• [What you have to do]:
Extract the full listing below without altering a single character.

- - - - - - -

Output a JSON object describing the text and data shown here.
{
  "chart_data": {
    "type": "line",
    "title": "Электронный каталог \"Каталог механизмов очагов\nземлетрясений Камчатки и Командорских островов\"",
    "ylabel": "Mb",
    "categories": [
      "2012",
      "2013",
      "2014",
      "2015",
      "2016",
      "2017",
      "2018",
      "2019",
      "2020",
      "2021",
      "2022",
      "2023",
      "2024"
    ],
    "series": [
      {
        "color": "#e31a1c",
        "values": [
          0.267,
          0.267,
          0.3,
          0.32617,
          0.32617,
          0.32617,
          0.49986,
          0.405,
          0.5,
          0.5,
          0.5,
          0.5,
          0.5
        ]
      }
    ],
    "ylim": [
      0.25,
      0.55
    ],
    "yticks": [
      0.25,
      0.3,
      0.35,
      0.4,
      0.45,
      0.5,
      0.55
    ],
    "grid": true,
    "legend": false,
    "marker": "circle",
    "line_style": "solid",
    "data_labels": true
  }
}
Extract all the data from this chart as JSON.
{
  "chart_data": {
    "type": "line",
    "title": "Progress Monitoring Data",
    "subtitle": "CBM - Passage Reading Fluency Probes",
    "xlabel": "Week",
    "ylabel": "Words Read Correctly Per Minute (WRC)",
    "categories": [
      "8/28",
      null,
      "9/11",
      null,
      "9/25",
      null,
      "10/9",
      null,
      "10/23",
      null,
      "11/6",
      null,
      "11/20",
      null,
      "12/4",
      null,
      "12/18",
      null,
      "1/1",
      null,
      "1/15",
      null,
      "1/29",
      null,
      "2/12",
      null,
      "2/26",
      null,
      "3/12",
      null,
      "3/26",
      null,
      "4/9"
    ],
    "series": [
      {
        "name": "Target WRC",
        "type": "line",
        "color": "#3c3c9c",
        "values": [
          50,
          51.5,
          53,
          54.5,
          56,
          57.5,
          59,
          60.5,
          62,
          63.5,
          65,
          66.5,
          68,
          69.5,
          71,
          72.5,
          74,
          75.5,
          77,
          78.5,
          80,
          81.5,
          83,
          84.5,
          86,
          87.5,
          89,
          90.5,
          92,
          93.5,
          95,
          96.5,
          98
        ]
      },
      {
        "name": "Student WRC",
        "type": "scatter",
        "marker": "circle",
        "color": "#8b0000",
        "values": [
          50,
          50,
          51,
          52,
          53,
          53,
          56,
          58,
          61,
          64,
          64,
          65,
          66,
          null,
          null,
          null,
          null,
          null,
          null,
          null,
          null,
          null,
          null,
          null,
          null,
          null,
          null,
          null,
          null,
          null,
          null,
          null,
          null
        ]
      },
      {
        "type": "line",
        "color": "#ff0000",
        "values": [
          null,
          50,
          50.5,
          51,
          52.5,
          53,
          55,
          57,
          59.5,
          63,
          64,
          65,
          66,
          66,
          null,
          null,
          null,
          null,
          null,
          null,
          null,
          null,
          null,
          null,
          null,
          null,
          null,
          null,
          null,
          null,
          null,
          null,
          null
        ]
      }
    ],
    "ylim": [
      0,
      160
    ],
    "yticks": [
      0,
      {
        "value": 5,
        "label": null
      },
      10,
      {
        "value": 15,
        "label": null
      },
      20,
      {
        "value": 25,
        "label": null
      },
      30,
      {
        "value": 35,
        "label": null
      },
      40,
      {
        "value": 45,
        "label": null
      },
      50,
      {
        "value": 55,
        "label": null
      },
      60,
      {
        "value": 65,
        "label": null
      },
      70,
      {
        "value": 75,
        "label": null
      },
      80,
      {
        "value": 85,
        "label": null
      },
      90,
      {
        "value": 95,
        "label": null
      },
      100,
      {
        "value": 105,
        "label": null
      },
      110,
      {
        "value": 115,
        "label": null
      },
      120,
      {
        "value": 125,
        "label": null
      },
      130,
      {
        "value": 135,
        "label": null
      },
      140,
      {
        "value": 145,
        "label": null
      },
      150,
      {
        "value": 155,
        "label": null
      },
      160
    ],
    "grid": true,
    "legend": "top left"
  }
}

- - - - - - -

• [Task response]:
Output a JSON object describing the text and data shown here.
{
  "chart_data": {
    "type": "line",
    "title": "Электронный каталог \"Каталог механизмов очагов\nземлетрясений Камчатки и Командорских островов\"",
    "ylabel": "Mb",
    "categories": [
      "2012",
      "2013",
      "2014",
      "2015",
      "2016",
      "2017",
      "2018",
      "2019",
      "2020",
      "2021",
      "2022",
      "2023",
      "2024"
    ],
    "series": [
      {
        "color": "#e31a1c",
        "values": [
          0.267,
          0.267,
          0.3,
          0.32617,
          0.32617,
          0.32617,
          0.49986,
          0.405,
          0.5,
          0.5,
          0.5,
          0.5,
          0.5
        ]
      }
    ],
    "ylim": [
      0.25,
      0.55
    ],
    "yticks": [
      0.25,
      0.3,
      0.35,
      0.4,
      0.45,
      0.5,
      0.55
    ],
    "grid": true,
    "legend": false,
    "marker": "circle",
    "line_style": "solid",
    "data_labels": true
  }
}
Extract all the data from this chart as JSON.
{
  "chart_data": {
    "type": "line",
    "title": "Progress Monitoring Data",
    "subtitle": "CBM - Passage Reading Fluency Probes",
    "xlabel": "Week",
    "ylabel": "Words Read Correctly Per Minute (WRC)",
    "categories": [
      "8/28",
      null,
      "9/11",
      null,
      "9/25",
      null,
      "10/9",
      null,
      "10/23",
      null,
      "11/6",
      null,
      "11/20",
      null,
      "12/4",
      null,
      "12/18",
      null,
      "1/1",
      null,
      "1/15",
      null,
      "1/29",
      null,
      "2/12",
      null,
      "2/26",
      null,
      "3/12",
      null,
      "3/26",
      null,
      "4/9"
    ],
    "series": [
      {
        "name": "Target WRC",
        "type": "line",
        "color": "#3c3c9c",
        "values": [
          50,
          51.5,
          53,
          54.5,
          56,
          57.5,
          59,
          60.5,
          62,
          63.5,
          65,
          66.5,
          68,
          69.5,
          71,
          72.5,
          74,
          75.5,
          77,
          78.5,
          80,
          81.5,
          83,
          84.5,
          86,
          87.5,
          89,
          90.5,
          92,
          93.5,
          95,
          96.5,
          98
        ]
      },
      {
        "name": "Student WRC",
        "type": "scatter",
        "marker": "circle",
        "color": "#8b0000",
        "values": [
          50,
          50,
          51,
          52,
          53,
          53,
          56,
          58,
          61,
          64,
          64,
          65,
          66,
          null,
          null,
          null,
          null,
          null,
          null,
          null,
          null,
          null,
          null,
          null,
          null,
          null,
          null,
          null,
          null,
          null,
          null,
          null,
          null
        ]
      },
      {
        "type": "line",
        "color": "#ff0000",
        "values": [
          null,
          50,
          50.5,
          51,
          52.5,
          53,
          55,
          57,
          59.5,
          63,
          64,
          65,
          66,
          66,
          null,
          null,
          null,
          null,
          null,
          null,
          null,
          null,
          null,
          null,
          null,
          null,
          null,
          null,
          null,
          null,
          null,
          null,
          null
        ]
      }
    ],
    "ylim": [
      0,
      160
    ],
    "yticks": [
      0,
      {
        "value": 5,
        "label": null
      },
      10,
      {
        "value": 15,
        "label": null
      },
      20,
      {
        "value": 25,
        "label": null
      },
      30,
      {
        "value": 35,
        "label": null
      },
      40,
      {
        "value": 45,
        "label": null
      },
      50,
      {
        "value": 55,
        "label": null
      },
      60,
      {
        "value": 65,
        "label": null
      },
      70,
      {
        "value": 75,
        "label": null
      },
      80,
      {
        "value": 85,
        "label": null
      },
      90,
      {
        "value": 95,
        "label": null
      },
      100,
      {
        "value": 105,
        "label": null
      },
      110,
      {
        "value": 115,
        "label": null
      },
      120,
      {
        "value": 125,
        "label": null
      },
      130,
      {
        "value": 135,
        "label": null
      },
      140,
      {
        "value": 145,
        "label": null
      },
      150,
      {
        "value": 155,
        "label": null
      },
      160
    ],
    "grid": true,
    "legend": "top left"
  }
}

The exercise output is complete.